▶ Problem details:
Set out each line from the following listing that includes the word "Según".

▶ Data extract:
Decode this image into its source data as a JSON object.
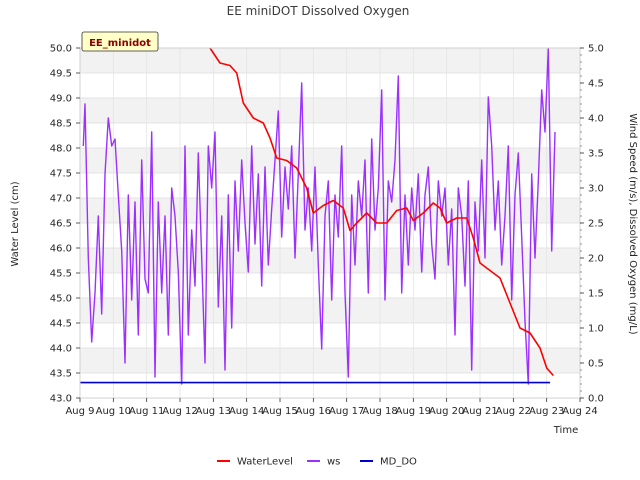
{
  "chart_data": {
    "type": "line",
    "title": "EE miniDOT Dissolved Oxygen",
    "badge": "EE_minidot",
    "xlabel": "Time",
    "ylabel_left": "Water Level (cm)",
    "ylabel_right": "Wind Speed (m/s), Dissolved Oxygen (mg/L)",
    "x_ticks": [
      "Aug 9",
      "Aug 10",
      "Aug 11",
      "Aug 12",
      "Aug 13",
      "Aug 14",
      "Aug 15",
      "Aug 16",
      "Aug 17",
      "Aug 18",
      "Aug 19",
      "Aug 20",
      "Aug 21",
      "Aug 22",
      "Aug 23",
      "Aug 24"
    ],
    "xlim_days": [
      9,
      24
    ],
    "ylim_left": [
      43.0,
      50.0
    ],
    "ylim_right": [
      0.0,
      5.0
    ],
    "y_left_ticks": [
      "43.0",
      "43.5",
      "44.0",
      "44.5",
      "45.0",
      "45.5",
      "46.0",
      "46.5",
      "47.0",
      "47.5",
      "48.0",
      "48.5",
      "49.0",
      "49.5",
      "50.0"
    ],
    "y_right_ticks": [
      "0.0",
      "0.5",
      "1.0",
      "1.5",
      "2.0",
      "2.5",
      "3.0",
      "3.5",
      "4.0",
      "4.5",
      "5.0"
    ],
    "grid": true,
    "legend_position": "bottom-center",
    "series": [
      {
        "name": "WaterLevel",
        "axis": "left",
        "color": "#ff0000",
        "x": [
          12.9,
          13.2,
          13.5,
          13.7,
          13.9,
          14.2,
          14.5,
          14.7,
          14.9,
          15.2,
          15.5,
          15.8,
          16.0,
          16.3,
          16.6,
          16.9,
          17.1,
          17.3,
          17.6,
          17.9,
          18.2,
          18.5,
          18.8,
          19.0,
          19.3,
          19.6,
          19.8,
          20.0,
          20.3,
          20.6,
          20.8,
          21.0,
          21.3,
          21.6,
          21.9,
          22.2,
          22.5,
          22.8,
          23.0,
          23.2
        ],
        "y": [
          50.0,
          49.7,
          49.65,
          49.5,
          48.9,
          48.6,
          48.5,
          48.2,
          47.8,
          47.75,
          47.6,
          47.2,
          46.7,
          46.85,
          46.95,
          46.8,
          46.35,
          46.5,
          46.7,
          46.5,
          46.5,
          46.75,
          46.8,
          46.55,
          46.7,
          46.9,
          46.8,
          46.5,
          46.6,
          46.6,
          46.2,
          45.7,
          45.55,
          45.4,
          44.9,
          44.4,
          44.3,
          44.0,
          43.6,
          43.45
        ]
      },
      {
        "name": "ws",
        "axis": "right",
        "color": "#9b30ff",
        "x": [
          9.1,
          9.15,
          9.25,
          9.35,
          9.45,
          9.55,
          9.65,
          9.75,
          9.85,
          9.95,
          10.05,
          10.15,
          10.25,
          10.35,
          10.45,
          10.55,
          10.65,
          10.75,
          10.85,
          10.95,
          11.05,
          11.15,
          11.25,
          11.35,
          11.45,
          11.55,
          11.65,
          11.75,
          11.85,
          11.95,
          12.05,
          12.15,
          12.25,
          12.35,
          12.45,
          12.55,
          12.65,
          12.75,
          12.85,
          12.95,
          13.05,
          13.15,
          13.25,
          13.35,
          13.45,
          13.55,
          13.65,
          13.75,
          13.85,
          13.95,
          14.05,
          14.15,
          14.25,
          14.35,
          14.45,
          14.55,
          14.65,
          14.75,
          14.85,
          14.95,
          15.05,
          15.15,
          15.25,
          15.35,
          15.45,
          15.55,
          15.65,
          15.75,
          15.85,
          15.95,
          16.05,
          16.15,
          16.25,
          16.35,
          16.45,
          16.55,
          16.65,
          16.75,
          16.85,
          16.95,
          17.05,
          17.15,
          17.25,
          17.35,
          17.45,
          17.55,
          17.65,
          17.75,
          17.85,
          17.95,
          18.05,
          18.15,
          18.25,
          18.35,
          18.45,
          18.55,
          18.65,
          18.75,
          18.85,
          18.95,
          19.05,
          19.15,
          19.25,
          19.35,
          19.45,
          19.55,
          19.65,
          19.75,
          19.85,
          19.95,
          20.05,
          20.15,
          20.25,
          20.35,
          20.45,
          20.55,
          20.65,
          20.75,
          20.85,
          20.95,
          21.05,
          21.15,
          21.25,
          21.35,
          21.45,
          21.55,
          21.65,
          21.75,
          21.85,
          21.95,
          22.05,
          22.15,
          22.25,
          22.35,
          22.45,
          22.55,
          22.65,
          22.75,
          22.85,
          22.95,
          23.05,
          23.15,
          23.25
        ],
        "y": [
          3.6,
          4.2,
          2.0,
          0.8,
          1.5,
          2.6,
          1.2,
          3.2,
          4.0,
          3.6,
          3.7,
          2.9,
          2.1,
          0.5,
          2.9,
          1.4,
          2.8,
          0.9,
          3.4,
          1.7,
          1.5,
          3.8,
          0.3,
          2.8,
          1.5,
          2.6,
          0.9,
          3.0,
          2.6,
          1.8,
          0.2,
          3.6,
          0.9,
          2.4,
          1.6,
          3.5,
          2.0,
          0.5,
          3.6,
          3.0,
          3.8,
          1.3,
          2.6,
          0.4,
          2.9,
          1.0,
          3.1,
          2.1,
          3.4,
          2.5,
          1.8,
          3.6,
          2.2,
          3.2,
          1.6,
          3.3,
          1.9,
          2.7,
          3.4,
          4.1,
          2.3,
          3.3,
          2.7,
          3.6,
          2.0,
          3.2,
          4.5,
          2.4,
          3.0,
          2.1,
          3.3,
          1.9,
          0.7,
          2.6,
          3.1,
          1.4,
          2.9,
          2.3,
          3.6,
          1.5,
          0.3,
          2.9,
          1.9,
          3.1,
          2.6,
          3.4,
          1.5,
          3.7,
          2.4,
          3.0,
          4.4,
          1.4,
          3.1,
          2.8,
          3.4,
          4.6,
          1.5,
          2.9,
          1.9,
          3.0,
          2.4,
          3.2,
          1.8,
          2.9,
          3.3,
          2.2,
          1.7,
          3.1,
          2.6,
          3.0,
          1.9,
          2.7,
          0.9,
          3.0,
          2.6,
          1.6,
          3.1,
          0.4,
          2.8,
          2.1,
          3.4,
          2.0,
          4.3,
          3.6,
          2.4,
          3.1,
          1.9,
          2.6,
          3.6,
          1.4,
          2.9,
          3.5,
          2.3,
          1.1,
          0.2,
          3.2,
          2.0,
          3.1,
          4.4,
          3.8,
          5.0,
          2.1,
          3.8
        ]
      },
      {
        "name": "MD_DO",
        "axis": "right",
        "color": "#0000cd",
        "x": [
          9.0,
          23.1
        ],
        "y": [
          0.22,
          0.22
        ]
      }
    ]
  }
}
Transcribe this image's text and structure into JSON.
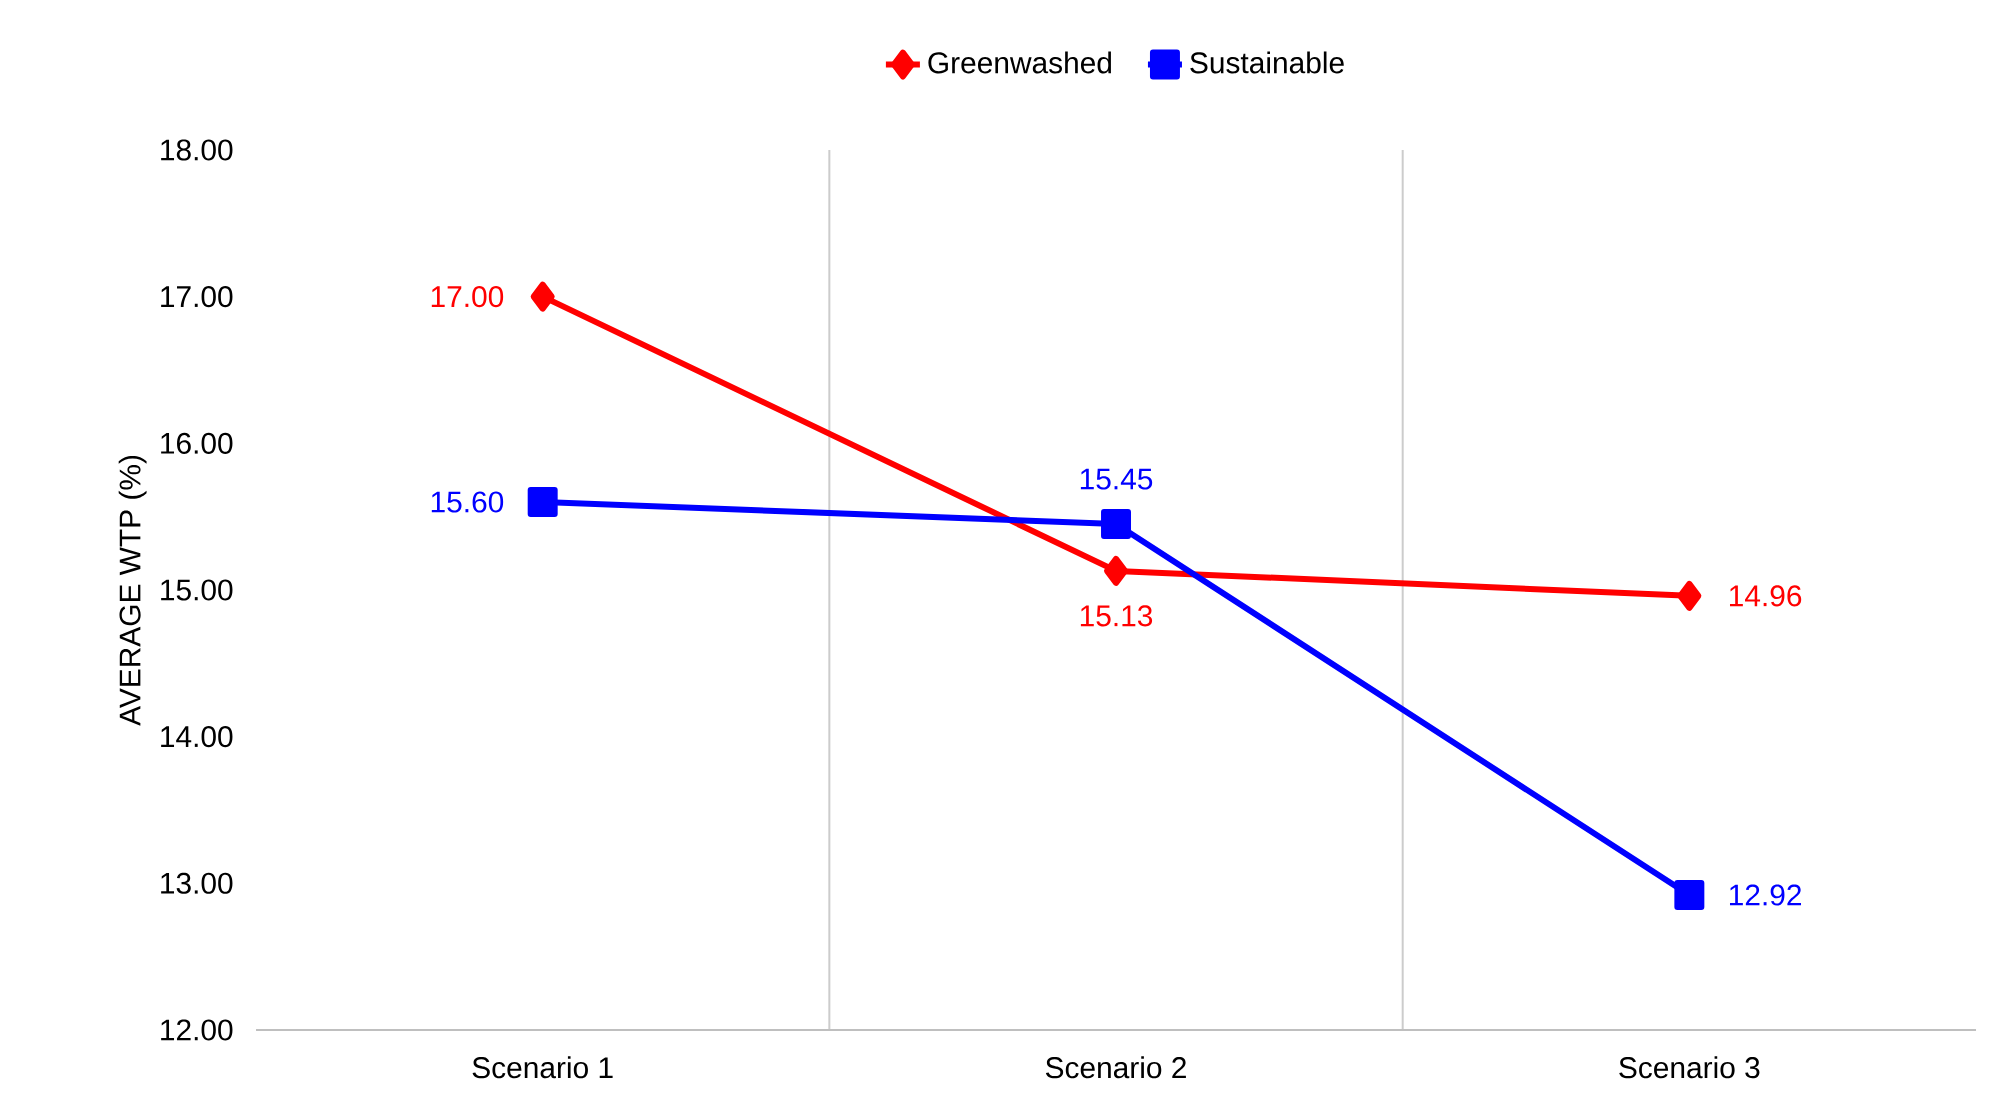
{
  "chart_data": {
    "type": "line",
    "ylabel": "AVERAGE WTP (%)",
    "categories": [
      "Scenario 1",
      "Scenario 2",
      "Scenario 3"
    ],
    "series": [
      {
        "name": "Greenwashed",
        "color": "#ff0000",
        "marker": "diamond",
        "values": [
          17.0,
          15.13,
          14.96
        ],
        "value_labels": [
          "17.00",
          "15.13",
          "14.96"
        ]
      },
      {
        "name": "Sustainable",
        "color": "#0000ff",
        "marker": "square",
        "values": [
          15.6,
          15.45,
          12.92
        ],
        "value_labels": [
          "15.60",
          "15.45",
          "12.92"
        ]
      }
    ],
    "ylim": [
      12,
      18
    ],
    "yticks": [
      {
        "value": 12,
        "label": "12.00"
      },
      {
        "value": 13,
        "label": "13.00"
      },
      {
        "value": 14,
        "label": "14.00"
      },
      {
        "value": 15,
        "label": "15.00"
      },
      {
        "value": 16,
        "label": "16.00"
      },
      {
        "value": 17,
        "label": "17.00"
      },
      {
        "value": 18,
        "label": "18.00"
      }
    ],
    "grid": "x",
    "legend": "top",
    "line_style": "solid"
  }
}
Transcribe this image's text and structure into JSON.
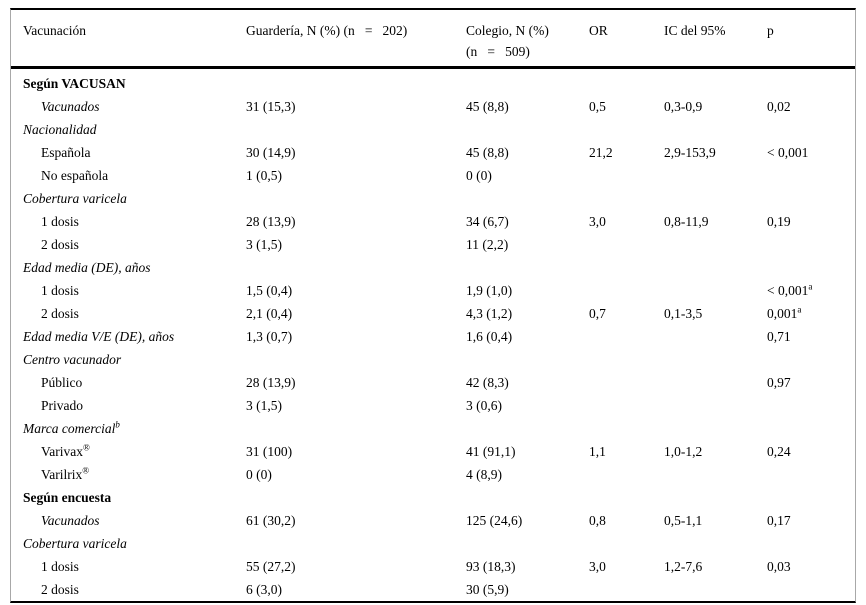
{
  "table": {
    "columns": [
      "Vacunación",
      "Guardería, N (%) (n   =   202)",
      "Colegio, N (%)\n(n   =   509)",
      "OR",
      "IC del 95%",
      "p"
    ],
    "rows": [
      {
        "label": "Según VACUSAN",
        "style": "section",
        "guarderia": "",
        "colegio": "",
        "or": "",
        "ic": "",
        "p": ""
      },
      {
        "label": "Vacunados",
        "style": "item-italic",
        "guarderia": "31 (15,3)",
        "colegio": "45 (8,8)",
        "or": "0,5",
        "ic": "0,3-0,9",
        "p": "0,02"
      },
      {
        "label": "Nacionalidad",
        "style": "group",
        "guarderia": "",
        "colegio": "",
        "or": "",
        "ic": "",
        "p": ""
      },
      {
        "label": "Española",
        "style": "item",
        "guarderia": "30 (14,9)",
        "colegio": "45 (8,8)",
        "or": "21,2",
        "ic": "2,9-153,9",
        "p": "< 0,001"
      },
      {
        "label": "No española",
        "style": "item",
        "guarderia": "1 (0,5)",
        "colegio": "0 (0)",
        "or": "",
        "ic": "",
        "p": ""
      },
      {
        "label": "Cobertura varicela",
        "style": "group",
        "guarderia": "",
        "colegio": "",
        "or": "",
        "ic": "",
        "p": ""
      },
      {
        "label": "1 dosis",
        "style": "item",
        "guarderia": "28 (13,9)",
        "colegio": "34 (6,7)",
        "or": "3,0",
        "ic": "0,8-11,9",
        "p": "0,19"
      },
      {
        "label": "2 dosis",
        "style": "item",
        "guarderia": "3 (1,5)",
        "colegio": "11 (2,2)",
        "or": "",
        "ic": "",
        "p": ""
      },
      {
        "label": "Edad media (DE), años",
        "style": "group",
        "guarderia": "",
        "colegio": "",
        "or": "",
        "ic": "",
        "p": ""
      },
      {
        "label": "1 dosis",
        "style": "item",
        "guarderia": "1,5 (0,4)",
        "colegio": "1,9 (1,0)",
        "or": "",
        "ic": "",
        "p": "< 0,001",
        "p_sup": "a"
      },
      {
        "label": "2 dosis",
        "style": "item",
        "guarderia": "2,1 (0,4)",
        "colegio": "4,3 (1,2)",
        "or": "0,7",
        "ic": "0,1-3,5",
        "p": "0,001",
        "p_sup": "a"
      },
      {
        "label": "Edad media V/E (DE), años",
        "style": "group",
        "guarderia": "1,3 (0,7)",
        "colegio": "1,6 (0,4)",
        "or": "",
        "ic": "",
        "p": "0,71"
      },
      {
        "label": "Centro vacunador",
        "style": "group",
        "guarderia": "",
        "colegio": "",
        "or": "",
        "ic": "",
        "p": ""
      },
      {
        "label": "Público",
        "style": "item",
        "guarderia": "28 (13,9)",
        "colegio": "42 (8,3)",
        "or": "",
        "ic": "",
        "p": "0,97"
      },
      {
        "label": "Privado",
        "style": "item",
        "guarderia": "3 (1,5)",
        "colegio": "3 (0,6)",
        "or": "",
        "ic": "",
        "p": ""
      },
      {
        "label": "Marca comercial",
        "label_sup": "b",
        "style": "group",
        "guarderia": "",
        "colegio": "",
        "or": "",
        "ic": "",
        "p": ""
      },
      {
        "label": "Varivax",
        "label_sup": "®",
        "style": "item",
        "guarderia": "31 (100)",
        "colegio": "41 (91,1)",
        "or": "1,1",
        "ic": "1,0-1,2",
        "p": "0,24"
      },
      {
        "label": "Varilrix",
        "label_sup": "®",
        "style": "item",
        "guarderia": "0 (0)",
        "colegio": "4 (8,9)",
        "or": "",
        "ic": "",
        "p": ""
      },
      {
        "label": "Según encuesta",
        "style": "section",
        "guarderia": "",
        "colegio": "",
        "or": "",
        "ic": "",
        "p": ""
      },
      {
        "label": "Vacunados",
        "style": "item-italic",
        "guarderia": "61 (30,2)",
        "colegio": "125 (24,6)",
        "or": "0,8",
        "ic": "0,5-1,1",
        "p": "0,17"
      },
      {
        "label": "Cobertura varicela",
        "style": "group",
        "guarderia": "",
        "colegio": "",
        "or": "",
        "ic": "",
        "p": ""
      },
      {
        "label": "1 dosis",
        "style": "item",
        "guarderia": "55 (27,2)",
        "colegio": "93 (18,3)",
        "or": "3,0",
        "ic": "1,2-7,6",
        "p": "0,03"
      },
      {
        "label": "2 dosis",
        "style": "item",
        "guarderia": "6 (3,0)",
        "colegio": "30 (5,9)",
        "or": "",
        "ic": "",
        "p": ""
      }
    ]
  }
}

▶ Problem solution:
        "label": "Según VACUSAN",
        "label": "Según encuesta",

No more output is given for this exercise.